> [What is being asked]:
Please count the lines in the listing below where the word "color" appears. Give the number only.

(Rows from a dataset)
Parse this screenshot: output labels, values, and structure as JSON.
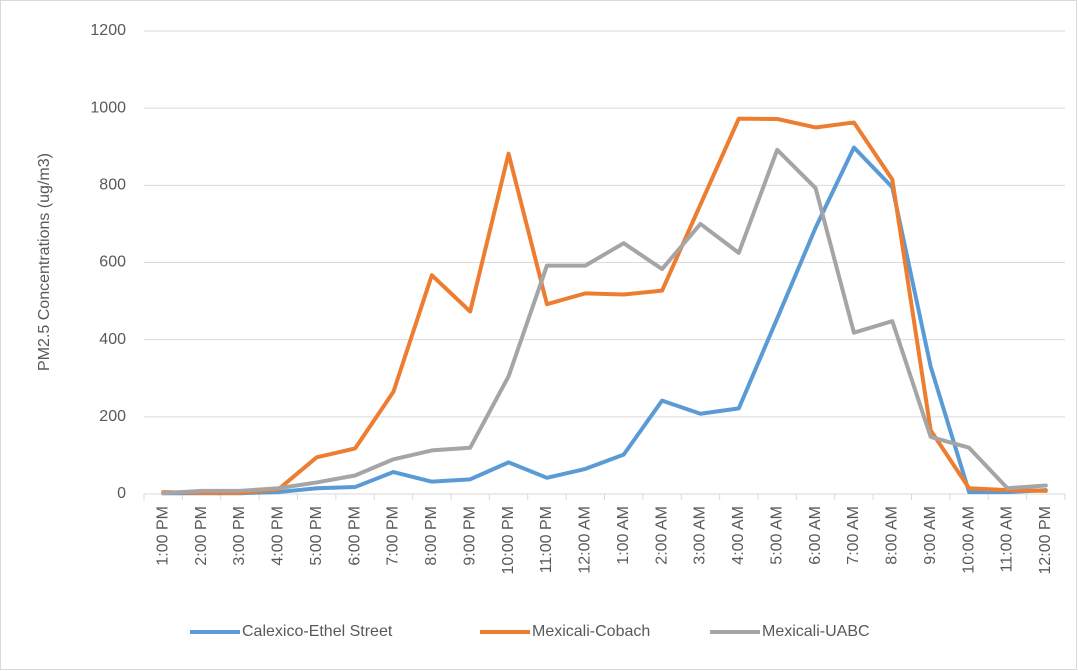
{
  "chart_data": {
    "type": "line",
    "y_label": "PM2.5 Concentrations (ug/m3)",
    "categories": [
      "1:00 PM",
      "2:00 PM",
      "3:00 PM",
      "4:00 PM",
      "5:00 PM",
      "6:00 PM",
      "7:00 PM",
      "8:00 PM",
      "9:00 PM",
      "10:00 PM",
      "11:00 PM",
      "12:00 AM",
      "1:00 AM",
      "2:00 AM",
      "3:00 AM",
      "4:00 AM",
      "5:00 AM",
      "6:00 AM",
      "7:00 AM",
      "8:00 AM",
      "9:00 AM",
      "10:00 AM",
      "11:00 AM",
      "12:00 PM"
    ],
    "series": [
      {
        "name": "Calexico-Ethel Street",
        "color": "#5b9bd5",
        "values": [
          2,
          2,
          2,
          5,
          15,
          18,
          57,
          32,
          38,
          82,
          42,
          65,
          102,
          242,
          208,
          222,
          455,
          690,
          898,
          795,
          330,
          5,
          5,
          10
        ]
      },
      {
        "name": "Mexicali-Cobach",
        "color": "#ed7d31",
        "values": [
          5,
          3,
          3,
          12,
          95,
          118,
          265,
          567,
          473,
          882,
          492,
          520,
          517,
          527,
          750,
          973,
          972,
          950,
          963,
          815,
          165,
          15,
          10,
          8
        ]
      },
      {
        "name": "Mexicali-UABC",
        "color": "#a5a5a5",
        "values": [
          2,
          8,
          8,
          15,
          30,
          48,
          90,
          113,
          120,
          305,
          592,
          592,
          650,
          583,
          700,
          625,
          892,
          793,
          418,
          448,
          148,
          120,
          15,
          22
        ]
      }
    ],
    "ylim": [
      0,
      1200
    ],
    "yticks": [
      0,
      200,
      400,
      600,
      800,
      1000,
      1200
    ],
    "grid": true,
    "legend": "bottom"
  }
}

> [Answer to the problem]:
3